Extracted data entries
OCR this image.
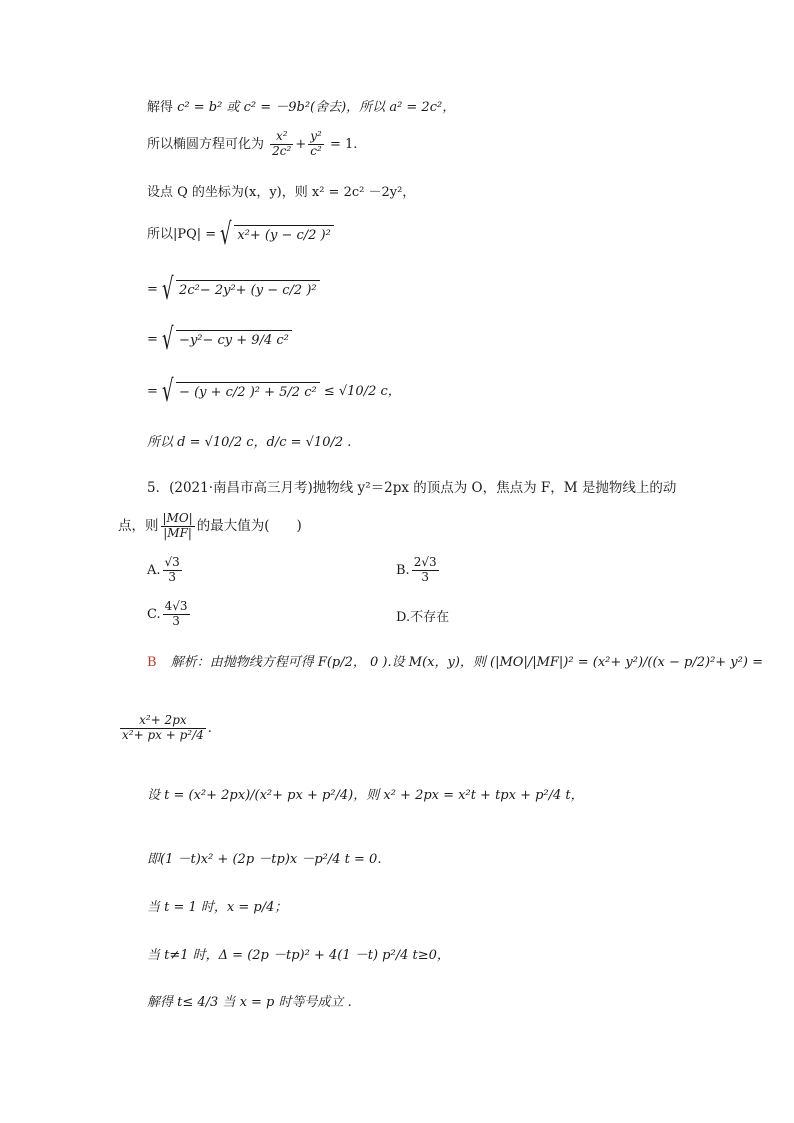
解得 c² = b² 或 c² = －9b²(舍去)，所以 a² = 2c²，
所以椭圆方程可化为 $\frac{\text{x²}}{\text{2c²}} + \frac{\text{y²}}{\text{c²}} = 1$.
设点 Q 的坐标为(x，y)，则 x² = 2c² －2y²，
所以|PQ| = √ x²+ (y − c/2 )²
= √ 2c²− 2y²+ (y − c/2 )²
= √ −y²− cy + 9/4 c²
= √ − (y + c/2 )² + 5/2 c² ≤ √10/2 c，
所以 d = √10/2 c，d/c = √10/2 .
5．(2021·南昌市高三月考)抛物线 y²＝2px 的顶点为 O，焦点为 F，M 是抛物线上的动
点，则 $\frac{|MO|}{|MF|}$ 的最大值为(　　)
A. $\frac{√3}{3}$	B. $\frac{2√3}{3}$
C. $\frac{4√3}{3}$	D.不存在
B 解析：由抛物线方程可得 F(p/2， 0 ).设 M(x，y)，则 (|MO|/|MF|)² = (x²+ y²)/((x − p/2)²+ y²) =
$\frac{\text{x²+ 2px}}{\text{x²+ px + p²/4}}$ .
设 t = (x²+ 2px)/(x²+ px + p²/4)，则 x² + 2px = x²t + tpx + p²/4 t，
即(1 －t)x² + (2p －tp)x －p²/4 t = 0.
当 t = 1 时，x = p/4；
当 t≠1 时，Δ = (2p －tp)² + 4(1 －t) p²/4 t≥0，
解得 t≤ 4/3 当 x = p 时等号成立 .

(WHAT TO PRODUCE):
Produce an exact copy of each line of data, skipping embedded images.

(OUTPUT BELOW):
OCR this image.
解得 c² = b² 或 c² = －9b²(舍去)，所以 a² = 2c²，
所以椭圆方程可化为 $\frac{\text{x²}}{\text{2c²}} + \frac{\text{y²}}{\text{c²}} = 1$.
设点 Q 的坐标为(x，y)，则 x² = 2c² －2y²，
所以|PQ| = √ x²+ (y − c/2 )²
= √ 2c²− 2y²+ (y − c/2 )²
= √ −y²− cy + 9/4 c²
= √ − (y + c/2 )² + 5/2 c² ≤ √10/2 c，
所以 d = √10/2 c，d/c = √10/2 .
5．(2021·南昌市高三月考)抛物线 y²＝2px 的顶点为 O，焦点为 F，M 是抛物线上的动
点，则 $\frac{|MO|}{|MF|}$ 的最大值为(　　)
A. $\frac{√3}{3}$	B. $\frac{2√3}{3}$
C. $\frac{4√3}{3}$	D.不存在
B 解析：由抛物线方程可得 F(p/2， 0 ).设 M(x，y)，则 (|MO|/|MF|)² = (x²+ y²)/((x − p/2)²+ y²) =
$\frac{\text{x²+ 2px}}{\text{x²+ px + p²/4}}$ .
设 t = (x²+ 2px)/(x²+ px + p²/4)，则 x² + 2px = x²t + tpx + p²/4 t，
即(1 －t)x² + (2p －tp)x －p²/4 t = 0.
当 t = 1 时，x = p/4；
当 t≠1 时，Δ = (2p －tp)² + 4(1 －t) p²/4 t≥0，
解得 t≤ 4/3 当 x = p 时等号成立 .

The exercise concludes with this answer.